◆ **Stated goal**
Output the material beneath this task exactly, images excluded.

◆ **Records provided**
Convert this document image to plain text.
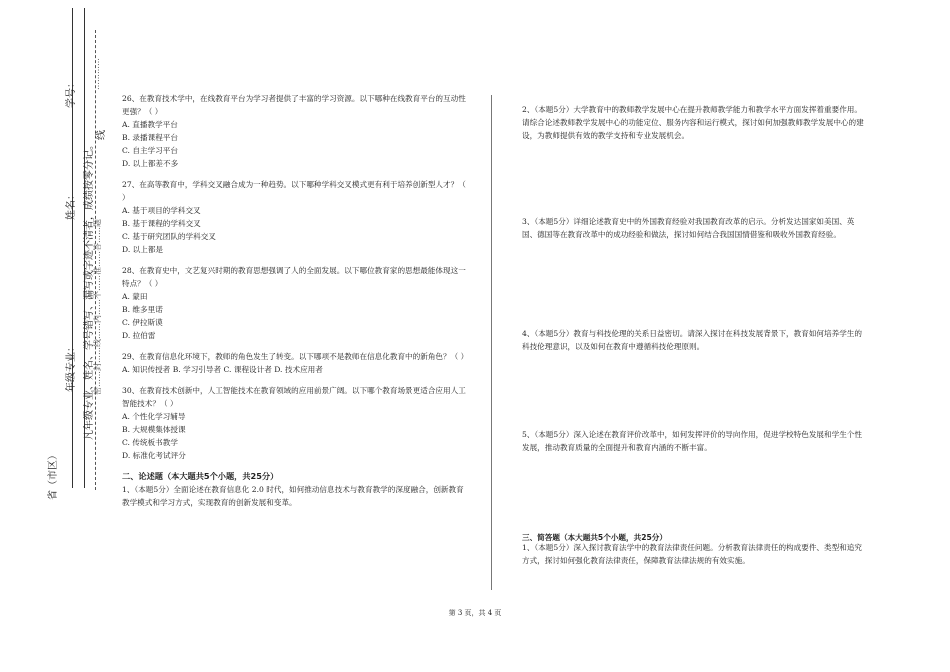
学号：
姓名：
年级专业：
省（市区）
凡年级专业、姓名、学号错写、漏写或字迹不清者，成绩按零分记。
密……封……线……内……不……准……答……题
线
…………

26、在教育技术学中，在线教育平台为学习者提供了丰富的学习资源。以下哪种在线教育平台的互动性更强？（ ）

A. 直播教学平台

B. 录播课程平台

C. 自主学习平台

D. 以上都差不多

27、在高等教育中，学科交叉融合成为一种趋势。以下哪种学科交叉模式更有利于培养创新型人才？（ ）

A. 基于项目的学科交叉

B. 基于课程的学科交叉

C. 基于研究团队的学科交叉

D. 以上都是

28、在教育史中，文艺复兴时期的教育思想强调了人的全面发展。以下哪位教育家的思想最能体现这一特点？（ ）

A. 蒙田

B. 维多里诺

C. 伊拉斯谟

D. 拉伯雷

29、在教育信息化环境下，教师的角色发生了转变。以下哪项不是教师在信息化教育中的新角色？（ ）

A. 知识传授者 B. 学习引导者 C. 课程设计者 D. 技术应用者

30、在教育技术创新中，人工智能技术在教育领域的应用前景广阔。以下哪个教育场景更适合应用人工智能技术？（ ）

A. 个性化学习辅导

B. 大规模集体授课

C. 传统板书教学

D. 标准化考试评分

二、论述题（本大题共5个小题，共25分）

1、（本题5分）全面论述在教育信息化 2.0 时代，如何推动信息技术与教育教学的深度融合，创新教育教学模式和学习方式，实现教育的创新发展和变革。

2、（本题5分）大学教育中的教师教学发展中心在提升教师教学能力和教学水平方面发挥着重要作用。请综合论述教师教学发展中心的功能定位、服务内容和运行模式，探讨如何加强教师教学发展中心的建设，为教师提供有效的教学支持和专业发展机会。
3、（本题5分）详细论述教育史中的外国教育经验对我国教育改革的启示。分析发达国家如美国、英国、德国等在教育改革中的成功经验和做法，探讨如何结合我国国情借鉴和吸收外国教育经验。
4、（本题5分）教育与科技伦理的关系日益密切。请深入探讨在科技发展背景下，教育如何培养学生的科技伦理意识，以及如何在教育中遵循科技伦理原则。
5、（本题5分）深入论述在教育评价改革中，如何发挥评价的导向作用，促进学校特色发展和学生个性发展，推动教育质量的全面提升和教育内涵的不断丰富。
三、简答题（本大题共5个小题，共25分）
1、（本题5分）深入探讨教育法学中的教育法律责任问题。分析教育法律责任的构成要件、类型和追究方式，探讨如何强化教育法律责任，保障教育法律法规的有效实施。
第 3 页，共 4 页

◆ **Response to this task**
Convert this document image to plain text.
学号：
姓名：
年级专业：
省（市区）
凡年级专业、姓名、学号错写、漏写或字迹不清者，成绩按零分记。
密……封……线……内……不……准……答……题
线
…………

26、在教育技术学中，在线教育平台为学习者提供了丰富的学习资源。以下哪种在线教育平台的互动性更强？（ ）

A. 直播教学平台

B. 录播课程平台

C. 自主学习平台

D. 以上都差不多

27、在高等教育中，学科交叉融合成为一种趋势。以下哪种学科交叉模式更有利于培养创新型人才？（ ）

A. 基于项目的学科交叉

B. 基于课程的学科交叉

C. 基于研究团队的学科交叉

D. 以上都是

28、在教育史中，文艺复兴时期的教育思想强调了人的全面发展。以下哪位教育家的思想最能体现这一特点？（ ）

A. 蒙田

B. 维多里诺

C. 伊拉斯谟

D. 拉伯雷

29、在教育信息化环境下，教师的角色发生了转变。以下哪项不是教师在信息化教育中的新角色？（ ）

A. 知识传授者 B. 学习引导者 C. 课程设计者 D. 技术应用者

30、在教育技术创新中，人工智能技术在教育领域的应用前景广阔。以下哪个教育场景更适合应用人工智能技术？（ ）

A. 个性化学习辅导

B. 大规模集体授课

C. 传统板书教学

D. 标准化考试评分

二、论述题（本大题共5个小题，共25分）

1、（本题5分）全面论述在教育信息化 2.0 时代，如何推动信息技术与教育教学的深度融合，创新教育教学模式和学习方式，实现教育的创新发展和变革。

2、（本题5分）大学教育中的教师教学发展中心在提升教师教学能力和教学水平方面发挥着重要作用。请综合论述教师教学发展中心的功能定位、服务内容和运行模式，探讨如何加强教师教学发展中心的建设，为教师提供有效的教学支持和专业发展机会。
3、（本题5分）详细论述教育史中的外国教育经验对我国教育改革的启示。分析发达国家如美国、英国、德国等在教育改革中的成功经验和做法，探讨如何结合我国国情借鉴和吸收外国教育经验。
4、（本题5分）教育与科技伦理的关系日益密切。请深入探讨在科技发展背景下，教育如何培养学生的科技伦理意识，以及如何在教育中遵循科技伦理原则。
5、（本题5分）深入论述在教育评价改革中，如何发挥评价的导向作用，促进学校特色发展和学生个性发展，推动教育质量的全面提升和教育内涵的不断丰富。
三、简答题（本大题共5个小题，共25分）
1、（本题5分）深入探讨教育法学中的教育法律责任问题。分析教育法律责任的构成要件、类型和追究方式，探讨如何强化教育法律责任，保障教育法律法规的有效实施。
第 3 页，共 4 页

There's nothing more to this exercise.